**Exercise materials**

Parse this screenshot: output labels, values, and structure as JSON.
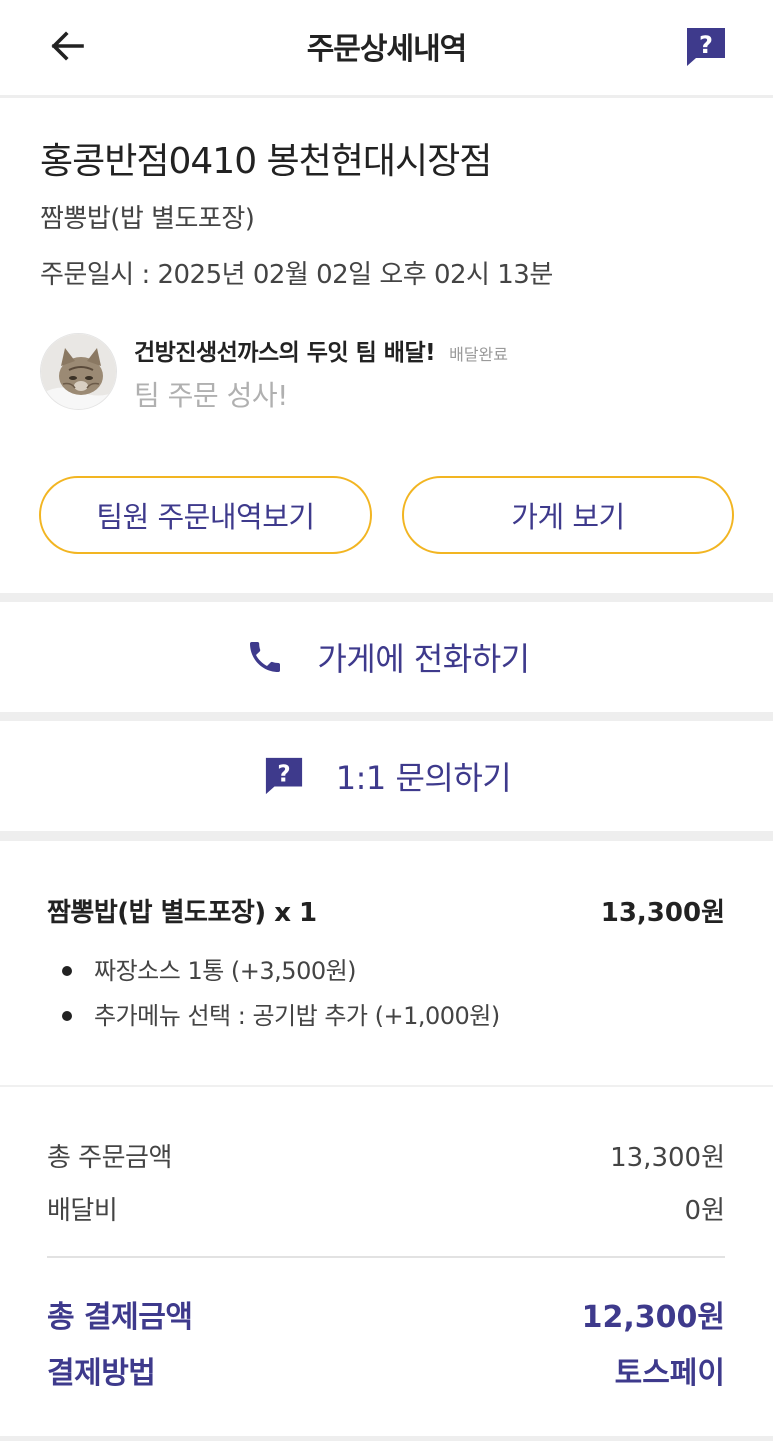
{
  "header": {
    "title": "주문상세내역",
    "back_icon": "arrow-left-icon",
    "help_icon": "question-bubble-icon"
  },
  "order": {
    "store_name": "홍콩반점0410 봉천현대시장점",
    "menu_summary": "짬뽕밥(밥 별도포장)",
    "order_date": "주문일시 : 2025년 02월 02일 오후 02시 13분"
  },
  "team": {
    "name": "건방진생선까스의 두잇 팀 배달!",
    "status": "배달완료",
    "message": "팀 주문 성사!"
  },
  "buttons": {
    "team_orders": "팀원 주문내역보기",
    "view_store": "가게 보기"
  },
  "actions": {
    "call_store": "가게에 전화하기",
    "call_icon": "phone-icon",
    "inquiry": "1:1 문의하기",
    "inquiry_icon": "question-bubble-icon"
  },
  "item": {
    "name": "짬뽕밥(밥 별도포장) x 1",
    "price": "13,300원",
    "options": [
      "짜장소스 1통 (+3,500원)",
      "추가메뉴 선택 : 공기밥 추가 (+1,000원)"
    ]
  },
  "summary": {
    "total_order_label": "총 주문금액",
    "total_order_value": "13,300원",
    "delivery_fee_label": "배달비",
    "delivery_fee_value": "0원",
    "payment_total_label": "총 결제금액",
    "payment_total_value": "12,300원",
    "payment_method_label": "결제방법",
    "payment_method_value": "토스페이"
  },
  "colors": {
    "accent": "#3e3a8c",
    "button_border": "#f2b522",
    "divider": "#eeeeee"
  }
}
...
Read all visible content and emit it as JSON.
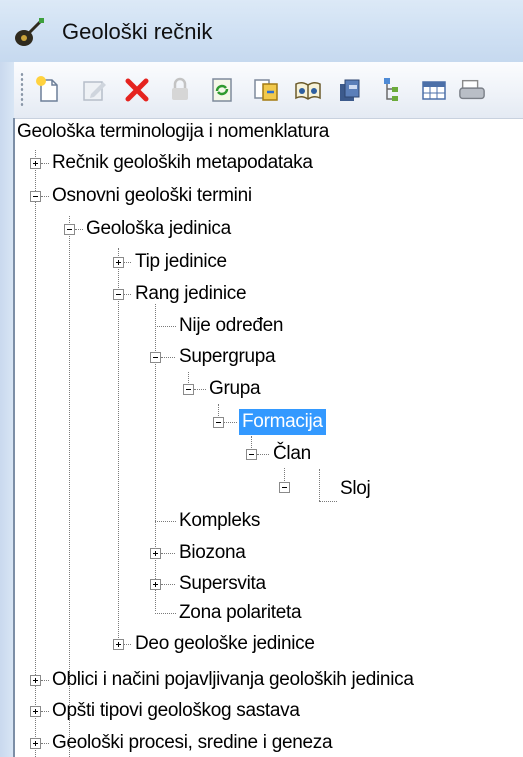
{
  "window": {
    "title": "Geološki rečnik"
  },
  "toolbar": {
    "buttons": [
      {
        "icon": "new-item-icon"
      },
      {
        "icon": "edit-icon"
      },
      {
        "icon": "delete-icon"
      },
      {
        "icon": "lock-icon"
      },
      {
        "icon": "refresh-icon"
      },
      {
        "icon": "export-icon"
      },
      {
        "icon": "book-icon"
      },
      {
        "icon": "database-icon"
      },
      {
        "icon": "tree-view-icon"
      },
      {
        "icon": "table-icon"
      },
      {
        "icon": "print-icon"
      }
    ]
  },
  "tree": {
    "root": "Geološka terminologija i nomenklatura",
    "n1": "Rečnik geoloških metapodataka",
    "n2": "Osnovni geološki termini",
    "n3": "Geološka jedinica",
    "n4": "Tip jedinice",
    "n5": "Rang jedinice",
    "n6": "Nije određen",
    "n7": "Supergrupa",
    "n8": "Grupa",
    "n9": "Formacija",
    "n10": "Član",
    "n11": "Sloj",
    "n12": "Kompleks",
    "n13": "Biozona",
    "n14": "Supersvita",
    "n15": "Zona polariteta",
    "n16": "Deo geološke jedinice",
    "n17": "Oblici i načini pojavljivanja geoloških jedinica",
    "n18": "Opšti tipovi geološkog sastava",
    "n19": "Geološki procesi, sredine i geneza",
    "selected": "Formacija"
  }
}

**Problem to work on**
Which lines of the data include "question"? Copy each of them.

**Solution**
    "help_icon": "question-bubble-icon"
    "inquiry_icon": "question-bubble-icon"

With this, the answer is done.